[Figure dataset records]
%%
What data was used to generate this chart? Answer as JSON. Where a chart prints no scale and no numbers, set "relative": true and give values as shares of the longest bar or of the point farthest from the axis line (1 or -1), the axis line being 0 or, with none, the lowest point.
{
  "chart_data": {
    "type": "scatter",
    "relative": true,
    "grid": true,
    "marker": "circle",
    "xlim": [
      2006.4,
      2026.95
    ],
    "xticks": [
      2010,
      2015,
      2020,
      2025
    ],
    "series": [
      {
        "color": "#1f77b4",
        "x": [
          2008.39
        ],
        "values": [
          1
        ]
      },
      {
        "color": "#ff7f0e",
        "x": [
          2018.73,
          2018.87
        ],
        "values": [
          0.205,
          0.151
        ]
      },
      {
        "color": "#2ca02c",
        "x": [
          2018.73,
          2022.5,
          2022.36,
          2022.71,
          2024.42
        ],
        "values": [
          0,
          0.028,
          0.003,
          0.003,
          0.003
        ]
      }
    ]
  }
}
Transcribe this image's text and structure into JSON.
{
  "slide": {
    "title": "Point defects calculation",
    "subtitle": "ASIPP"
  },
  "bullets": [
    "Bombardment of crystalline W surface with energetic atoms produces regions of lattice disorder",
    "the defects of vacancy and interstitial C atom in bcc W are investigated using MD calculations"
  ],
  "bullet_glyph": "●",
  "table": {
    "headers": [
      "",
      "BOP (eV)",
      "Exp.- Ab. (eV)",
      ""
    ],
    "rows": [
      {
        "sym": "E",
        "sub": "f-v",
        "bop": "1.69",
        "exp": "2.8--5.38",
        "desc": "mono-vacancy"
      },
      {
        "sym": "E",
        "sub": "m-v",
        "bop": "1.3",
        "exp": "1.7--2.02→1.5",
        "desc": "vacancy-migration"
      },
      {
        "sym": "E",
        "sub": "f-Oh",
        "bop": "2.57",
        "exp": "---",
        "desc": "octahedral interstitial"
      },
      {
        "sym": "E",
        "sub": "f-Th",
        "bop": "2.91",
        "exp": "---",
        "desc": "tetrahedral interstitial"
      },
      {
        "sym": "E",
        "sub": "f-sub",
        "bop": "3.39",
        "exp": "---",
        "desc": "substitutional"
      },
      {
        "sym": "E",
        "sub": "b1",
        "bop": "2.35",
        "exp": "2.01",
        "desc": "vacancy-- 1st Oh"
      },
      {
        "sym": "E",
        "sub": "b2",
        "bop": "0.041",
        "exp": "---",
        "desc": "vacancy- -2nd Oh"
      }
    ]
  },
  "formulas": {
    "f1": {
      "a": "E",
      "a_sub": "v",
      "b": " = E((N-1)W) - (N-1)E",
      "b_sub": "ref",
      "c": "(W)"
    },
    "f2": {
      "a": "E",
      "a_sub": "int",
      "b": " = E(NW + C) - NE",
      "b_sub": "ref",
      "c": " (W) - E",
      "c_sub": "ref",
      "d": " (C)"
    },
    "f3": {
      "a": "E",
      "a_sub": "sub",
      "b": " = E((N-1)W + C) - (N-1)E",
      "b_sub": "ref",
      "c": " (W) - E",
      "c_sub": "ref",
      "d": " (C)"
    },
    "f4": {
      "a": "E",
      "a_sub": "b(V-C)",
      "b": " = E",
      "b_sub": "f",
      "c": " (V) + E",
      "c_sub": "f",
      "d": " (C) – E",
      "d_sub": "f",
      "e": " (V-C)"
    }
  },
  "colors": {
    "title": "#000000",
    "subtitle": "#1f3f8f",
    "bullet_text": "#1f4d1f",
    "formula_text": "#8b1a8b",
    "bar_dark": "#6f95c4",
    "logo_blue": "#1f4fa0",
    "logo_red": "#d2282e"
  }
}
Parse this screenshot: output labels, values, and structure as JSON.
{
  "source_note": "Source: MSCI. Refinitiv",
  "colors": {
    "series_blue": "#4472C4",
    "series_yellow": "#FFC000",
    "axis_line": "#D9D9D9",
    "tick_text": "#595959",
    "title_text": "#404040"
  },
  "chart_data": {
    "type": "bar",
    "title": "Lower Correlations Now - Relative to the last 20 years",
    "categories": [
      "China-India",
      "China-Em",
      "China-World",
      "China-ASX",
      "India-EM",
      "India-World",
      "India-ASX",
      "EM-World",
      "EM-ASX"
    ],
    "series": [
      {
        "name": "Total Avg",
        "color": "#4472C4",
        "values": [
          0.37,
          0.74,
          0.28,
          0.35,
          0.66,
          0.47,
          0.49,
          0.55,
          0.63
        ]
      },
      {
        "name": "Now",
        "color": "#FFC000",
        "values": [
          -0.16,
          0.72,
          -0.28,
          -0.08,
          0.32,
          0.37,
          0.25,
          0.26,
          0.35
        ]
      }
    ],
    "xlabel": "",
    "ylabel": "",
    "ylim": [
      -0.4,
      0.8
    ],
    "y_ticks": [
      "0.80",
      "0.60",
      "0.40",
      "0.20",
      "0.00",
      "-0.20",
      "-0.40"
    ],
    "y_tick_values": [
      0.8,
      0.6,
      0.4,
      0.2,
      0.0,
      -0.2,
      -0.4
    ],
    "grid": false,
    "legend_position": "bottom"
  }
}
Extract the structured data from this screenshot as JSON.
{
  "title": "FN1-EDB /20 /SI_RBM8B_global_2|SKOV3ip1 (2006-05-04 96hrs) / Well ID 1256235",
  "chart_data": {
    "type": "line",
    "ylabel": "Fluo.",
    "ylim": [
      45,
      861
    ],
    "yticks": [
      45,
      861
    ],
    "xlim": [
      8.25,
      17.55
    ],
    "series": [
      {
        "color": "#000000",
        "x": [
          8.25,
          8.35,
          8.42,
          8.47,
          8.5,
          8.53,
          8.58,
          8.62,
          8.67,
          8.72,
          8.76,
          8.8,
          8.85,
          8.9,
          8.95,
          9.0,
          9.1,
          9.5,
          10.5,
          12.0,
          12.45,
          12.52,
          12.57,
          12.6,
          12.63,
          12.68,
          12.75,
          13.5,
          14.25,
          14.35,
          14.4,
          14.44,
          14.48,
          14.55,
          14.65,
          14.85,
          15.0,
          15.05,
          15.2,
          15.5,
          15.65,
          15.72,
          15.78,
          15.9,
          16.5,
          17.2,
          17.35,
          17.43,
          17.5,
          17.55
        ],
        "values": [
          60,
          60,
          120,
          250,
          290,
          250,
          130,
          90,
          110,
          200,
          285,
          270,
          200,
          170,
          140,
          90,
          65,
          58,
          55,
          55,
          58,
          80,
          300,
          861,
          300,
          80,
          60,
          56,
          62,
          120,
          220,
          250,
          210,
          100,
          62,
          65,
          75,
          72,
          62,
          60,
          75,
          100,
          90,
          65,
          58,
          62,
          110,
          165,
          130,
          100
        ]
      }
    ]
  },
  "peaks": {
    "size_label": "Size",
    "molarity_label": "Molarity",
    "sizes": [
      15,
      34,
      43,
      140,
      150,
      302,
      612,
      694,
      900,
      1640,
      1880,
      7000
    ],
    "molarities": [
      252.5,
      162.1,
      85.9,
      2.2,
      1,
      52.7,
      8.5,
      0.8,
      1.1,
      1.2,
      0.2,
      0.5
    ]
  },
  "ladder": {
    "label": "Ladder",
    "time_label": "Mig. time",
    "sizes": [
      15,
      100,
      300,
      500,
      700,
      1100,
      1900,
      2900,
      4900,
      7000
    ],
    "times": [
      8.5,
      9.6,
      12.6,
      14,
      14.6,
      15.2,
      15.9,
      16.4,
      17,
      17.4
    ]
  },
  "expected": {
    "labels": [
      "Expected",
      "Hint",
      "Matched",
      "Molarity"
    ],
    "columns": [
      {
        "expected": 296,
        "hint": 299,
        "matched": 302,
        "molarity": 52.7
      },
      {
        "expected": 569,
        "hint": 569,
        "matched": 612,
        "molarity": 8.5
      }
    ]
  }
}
%%
* _EXERCISE DIRECTIONS_:
Pick out every line with the string "China" and copy it.

* _SOLUTION TO THIS TASK_:
      "China-India",
      "China-Em",
      "China-World",
      "China-ASX",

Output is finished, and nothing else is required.